● Objective
Make an exact copy of each entry, leaving out every picture.
========================================================================
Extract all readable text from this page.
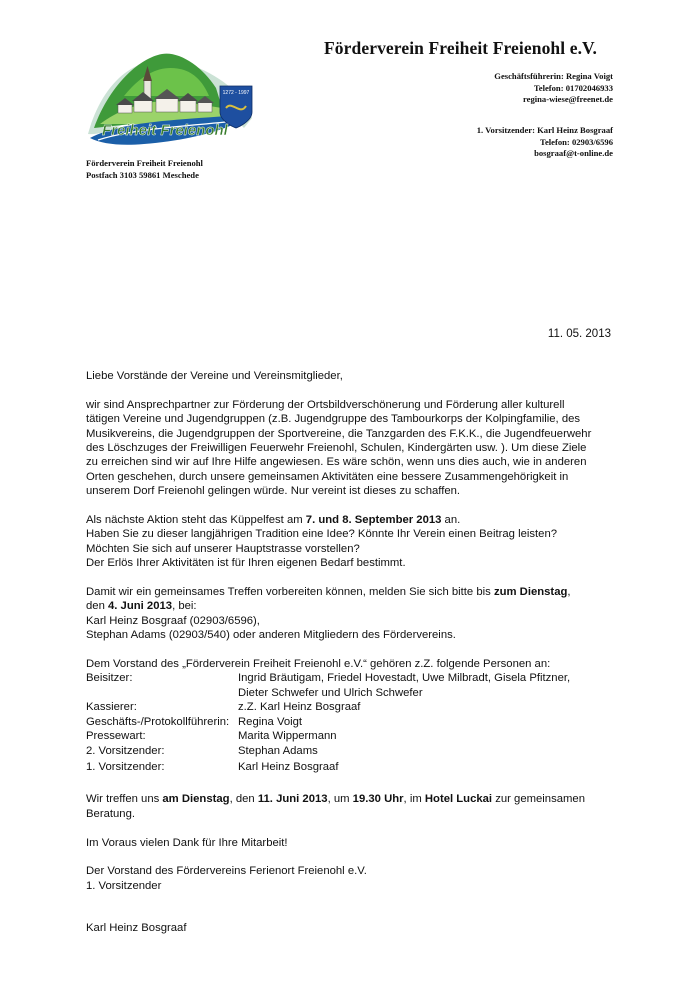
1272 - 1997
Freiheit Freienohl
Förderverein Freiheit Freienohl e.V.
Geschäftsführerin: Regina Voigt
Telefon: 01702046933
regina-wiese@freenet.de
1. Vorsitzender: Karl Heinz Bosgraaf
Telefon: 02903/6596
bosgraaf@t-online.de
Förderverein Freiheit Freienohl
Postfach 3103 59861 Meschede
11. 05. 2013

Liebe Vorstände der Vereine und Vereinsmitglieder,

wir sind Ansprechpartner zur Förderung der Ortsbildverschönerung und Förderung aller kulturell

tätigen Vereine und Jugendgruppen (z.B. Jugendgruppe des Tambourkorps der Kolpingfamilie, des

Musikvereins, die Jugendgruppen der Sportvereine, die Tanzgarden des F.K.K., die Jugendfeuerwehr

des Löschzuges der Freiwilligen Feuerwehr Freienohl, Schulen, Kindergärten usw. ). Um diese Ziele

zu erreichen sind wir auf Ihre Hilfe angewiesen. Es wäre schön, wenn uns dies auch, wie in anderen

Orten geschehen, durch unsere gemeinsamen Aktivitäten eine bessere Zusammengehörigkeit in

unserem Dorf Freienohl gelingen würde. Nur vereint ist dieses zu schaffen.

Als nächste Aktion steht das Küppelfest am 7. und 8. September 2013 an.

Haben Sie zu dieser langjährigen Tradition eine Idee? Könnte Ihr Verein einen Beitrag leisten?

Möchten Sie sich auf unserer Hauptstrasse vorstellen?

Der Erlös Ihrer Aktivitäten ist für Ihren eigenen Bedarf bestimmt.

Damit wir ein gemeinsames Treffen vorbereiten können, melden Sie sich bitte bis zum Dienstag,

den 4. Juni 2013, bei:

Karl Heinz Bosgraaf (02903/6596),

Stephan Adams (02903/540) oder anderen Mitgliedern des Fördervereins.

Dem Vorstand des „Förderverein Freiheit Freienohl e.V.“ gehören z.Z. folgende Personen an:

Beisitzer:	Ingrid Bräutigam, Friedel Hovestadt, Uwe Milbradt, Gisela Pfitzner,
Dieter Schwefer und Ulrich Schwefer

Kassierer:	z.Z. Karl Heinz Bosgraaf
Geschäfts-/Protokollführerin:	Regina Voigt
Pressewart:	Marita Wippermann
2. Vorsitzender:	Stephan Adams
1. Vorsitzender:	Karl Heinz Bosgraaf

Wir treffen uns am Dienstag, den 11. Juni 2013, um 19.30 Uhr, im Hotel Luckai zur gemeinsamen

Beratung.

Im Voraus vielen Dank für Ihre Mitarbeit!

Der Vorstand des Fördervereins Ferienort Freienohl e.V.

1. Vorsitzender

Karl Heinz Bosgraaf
========================================================================
● Exercise result
Extract all readable text from this page.
1272 - 1997
Freiheit Freienohl
Förderverein Freiheit Freienohl e.V.
Geschäftsführerin: Regina Voigt
Telefon: 01702046933
regina-wiese@freenet.de
1. Vorsitzender: Karl Heinz Bosgraaf
Telefon: 02903/6596
bosgraaf@t-online.de
Förderverein Freiheit Freienohl
Postfach 3103 59861 Meschede
11. 05. 2013

Liebe Vorstände der Vereine und Vereinsmitglieder,

wir sind Ansprechpartner zur Förderung der Ortsbildverschönerung und Förderung aller kulturell

tätigen Vereine und Jugendgruppen (z.B. Jugendgruppe des Tambourkorps der Kolpingfamilie, des

Musikvereins, die Jugendgruppen der Sportvereine, die Tanzgarden des F.K.K., die Jugendfeuerwehr

des Löschzuges der Freiwilligen Feuerwehr Freienohl, Schulen, Kindergärten usw. ). Um diese Ziele

zu erreichen sind wir auf Ihre Hilfe angewiesen. Es wäre schön, wenn uns dies auch, wie in anderen

Orten geschehen, durch unsere gemeinsamen Aktivitäten eine bessere Zusammengehörigkeit in

unserem Dorf Freienohl gelingen würde. Nur vereint ist dieses zu schaffen.

Als nächste Aktion steht das Küppelfest am 7. und 8. September 2013 an.

Haben Sie zu dieser langjährigen Tradition eine Idee? Könnte Ihr Verein einen Beitrag leisten?

Möchten Sie sich auf unserer Hauptstrasse vorstellen?

Der Erlös Ihrer Aktivitäten ist für Ihren eigenen Bedarf bestimmt.

Damit wir ein gemeinsames Treffen vorbereiten können, melden Sie sich bitte bis zum Dienstag,

den 4. Juni 2013, bei:

Karl Heinz Bosgraaf (02903/6596),

Stephan Adams (02903/540) oder anderen Mitgliedern des Fördervereins.

Dem Vorstand des „Förderverein Freiheit Freienohl e.V.“ gehören z.Z. folgende Personen an:

Beisitzer:	Ingrid Bräutigam, Friedel Hovestadt, Uwe Milbradt, Gisela Pfitzner,
Dieter Schwefer und Ulrich Schwefer

Kassierer:	z.Z. Karl Heinz Bosgraaf
Geschäfts-/Protokollführerin:	Regina Voigt
Pressewart:	Marita Wippermann
2. Vorsitzender:	Stephan Adams
1. Vorsitzender:	Karl Heinz Bosgraaf

Wir treffen uns am Dienstag, den 11. Juni 2013, um 19.30 Uhr, im Hotel Luckai zur gemeinsamen

Beratung.

Im Voraus vielen Dank für Ihre Mitarbeit!

Der Vorstand des Fördervereins Ferienort Freienohl e.V.

1. Vorsitzender

Karl Heinz Bosgraaf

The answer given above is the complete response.